#### Required work
Transcribe the records that follow exactly. Skip the pictures.
═════ Material supplied ═════
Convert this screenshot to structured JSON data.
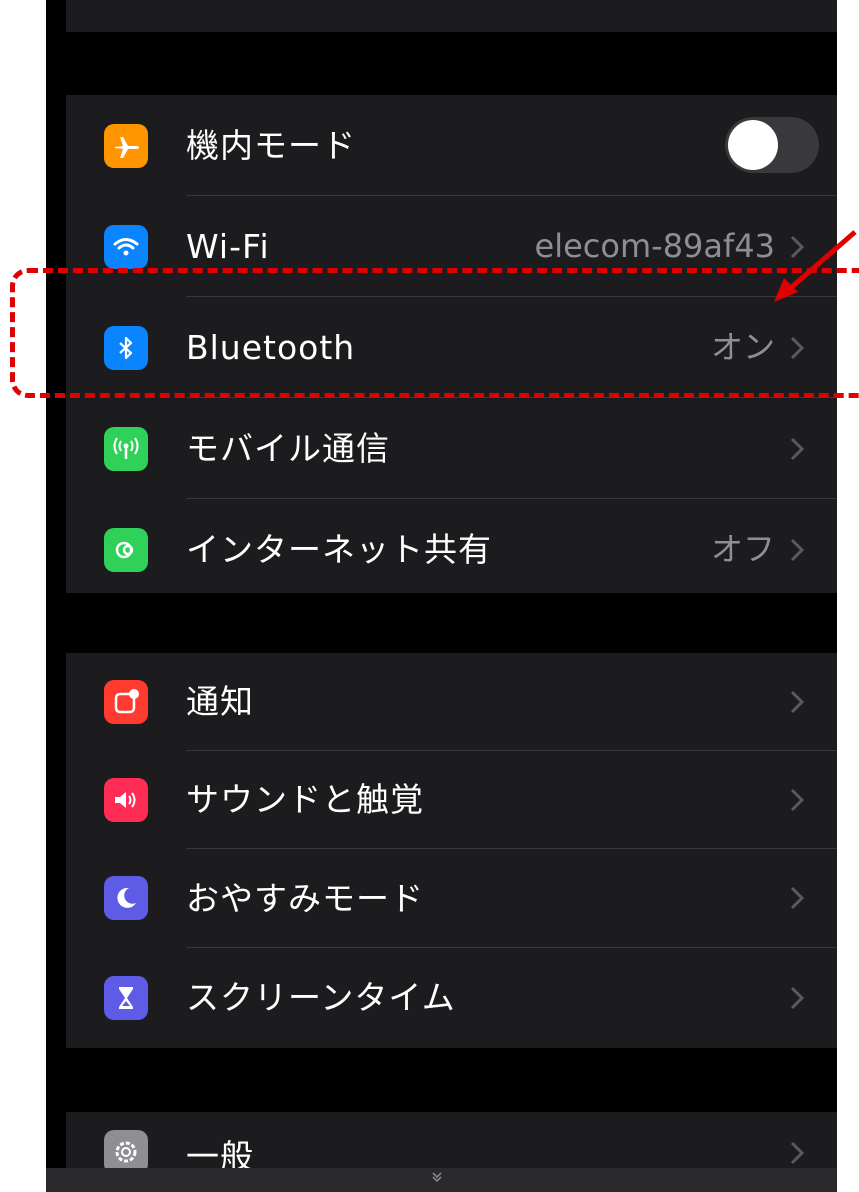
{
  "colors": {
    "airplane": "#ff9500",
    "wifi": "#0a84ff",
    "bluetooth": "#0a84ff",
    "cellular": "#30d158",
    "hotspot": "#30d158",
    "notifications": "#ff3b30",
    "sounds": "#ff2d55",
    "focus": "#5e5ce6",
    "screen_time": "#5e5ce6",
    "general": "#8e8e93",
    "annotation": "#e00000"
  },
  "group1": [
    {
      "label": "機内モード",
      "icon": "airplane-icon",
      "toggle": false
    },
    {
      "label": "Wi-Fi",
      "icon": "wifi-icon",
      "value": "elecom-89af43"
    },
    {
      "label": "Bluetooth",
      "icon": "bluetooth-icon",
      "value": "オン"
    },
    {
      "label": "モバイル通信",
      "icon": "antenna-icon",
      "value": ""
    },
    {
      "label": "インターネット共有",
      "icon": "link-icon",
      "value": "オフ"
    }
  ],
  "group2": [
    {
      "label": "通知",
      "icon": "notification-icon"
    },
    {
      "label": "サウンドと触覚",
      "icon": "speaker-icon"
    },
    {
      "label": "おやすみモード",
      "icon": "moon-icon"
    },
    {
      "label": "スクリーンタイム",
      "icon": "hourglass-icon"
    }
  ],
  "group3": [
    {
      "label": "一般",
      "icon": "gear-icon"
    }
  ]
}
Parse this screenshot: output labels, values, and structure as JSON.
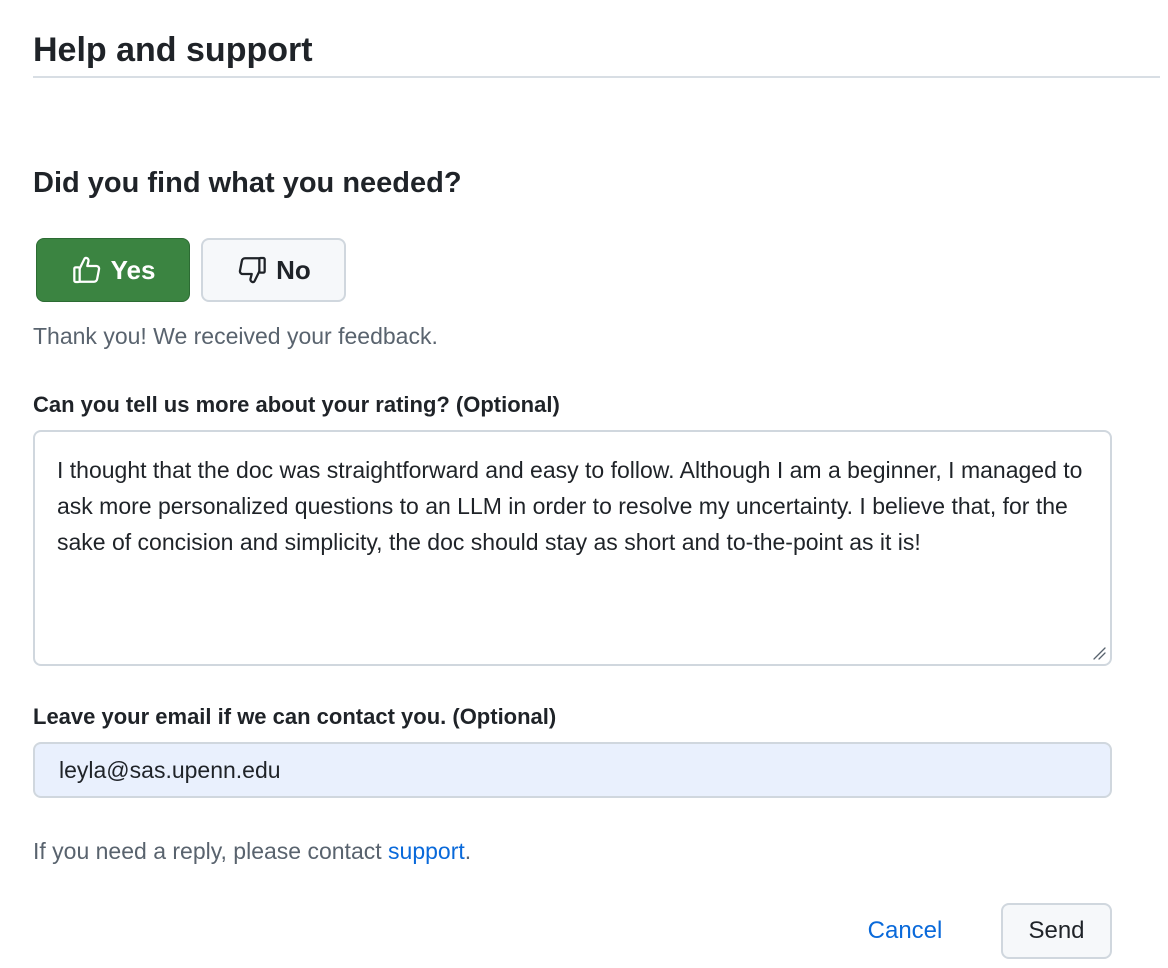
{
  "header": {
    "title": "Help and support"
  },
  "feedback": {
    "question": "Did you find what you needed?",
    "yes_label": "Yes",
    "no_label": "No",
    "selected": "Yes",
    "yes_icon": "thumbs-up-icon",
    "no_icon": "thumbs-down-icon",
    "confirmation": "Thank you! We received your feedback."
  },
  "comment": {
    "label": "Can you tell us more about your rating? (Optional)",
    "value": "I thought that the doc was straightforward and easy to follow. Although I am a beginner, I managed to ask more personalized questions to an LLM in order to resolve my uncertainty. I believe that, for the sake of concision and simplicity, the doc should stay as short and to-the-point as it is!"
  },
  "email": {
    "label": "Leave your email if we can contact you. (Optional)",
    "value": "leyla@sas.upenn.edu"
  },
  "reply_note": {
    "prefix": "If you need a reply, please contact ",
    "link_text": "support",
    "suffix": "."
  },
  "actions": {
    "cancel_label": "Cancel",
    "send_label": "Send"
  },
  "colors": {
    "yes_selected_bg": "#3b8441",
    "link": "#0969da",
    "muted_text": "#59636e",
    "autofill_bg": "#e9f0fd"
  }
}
═════
#### Full response
Convert this screenshot to structured JSON data.
{
  "colors": {
    "airplane": "#ff9500",
    "wifi": "#0a84ff",
    "bluetooth": "#0a84ff",
    "cellular": "#30d158",
    "hotspot": "#30d158",
    "notifications": "#ff3b30",
    "sounds": "#ff2d55",
    "focus": "#5e5ce6",
    "screen_time": "#5e5ce6",
    "general": "#8e8e93",
    "annotation": "#e00000"
  },
  "group1": [
    {
      "label": "機内モード",
      "icon": "airplane-icon",
      "toggle": false
    },
    {
      "label": "Wi-Fi",
      "icon": "wifi-icon",
      "value": "elecom-89af43"
    },
    {
      "label": "Bluetooth",
      "icon": "bluetooth-icon",
      "value": "オン"
    },
    {
      "label": "モバイル通信",
      "icon": "antenna-icon",
      "value": ""
    },
    {
      "label": "インターネット共有",
      "icon": "link-icon",
      "value": "オフ"
    }
  ],
  "group2": [
    {
      "label": "通知",
      "icon": "notification-icon"
    },
    {
      "label": "サウンドと触覚",
      "icon": "speaker-icon"
    },
    {
      "label": "おやすみモード",
      "icon": "moon-icon"
    },
    {
      "label": "スクリーンタイム",
      "icon": "hourglass-icon"
    }
  ],
  "group3": [
    {
      "label": "一般",
      "icon": "gear-icon"
    }
  ]
}
Parse this screenshot: output labels, values, and structure as JSON.
{
  "header": {
    "title": "Help and support"
  },
  "feedback": {
    "question": "Did you find what you needed?",
    "yes_label": "Yes",
    "no_label": "No",
    "selected": "Yes",
    "yes_icon": "thumbs-up-icon",
    "no_icon": "thumbs-down-icon",
    "confirmation": "Thank you! We received your feedback."
  },
  "comment": {
    "label": "Can you tell us more about your rating? (Optional)",
    "value": "I thought that the doc was straightforward and easy to follow. Although I am a beginner, I managed to ask more personalized questions to an LLM in order to resolve my uncertainty. I believe that, for the sake of concision and simplicity, the doc should stay as short and to-the-point as it is!"
  },
  "email": {
    "label": "Leave your email if we can contact you. (Optional)",
    "value": "leyla@sas.upenn.edu"
  },
  "reply_note": {
    "prefix": "If you need a reply, please contact ",
    "link_text": "support",
    "suffix": "."
  },
  "actions": {
    "cancel_label": "Cancel",
    "send_label": "Send"
  },
  "colors": {
    "yes_selected_bg": "#3b8441",
    "link": "#0969da",
    "muted_text": "#59636e",
    "autofill_bg": "#e9f0fd"
  }
}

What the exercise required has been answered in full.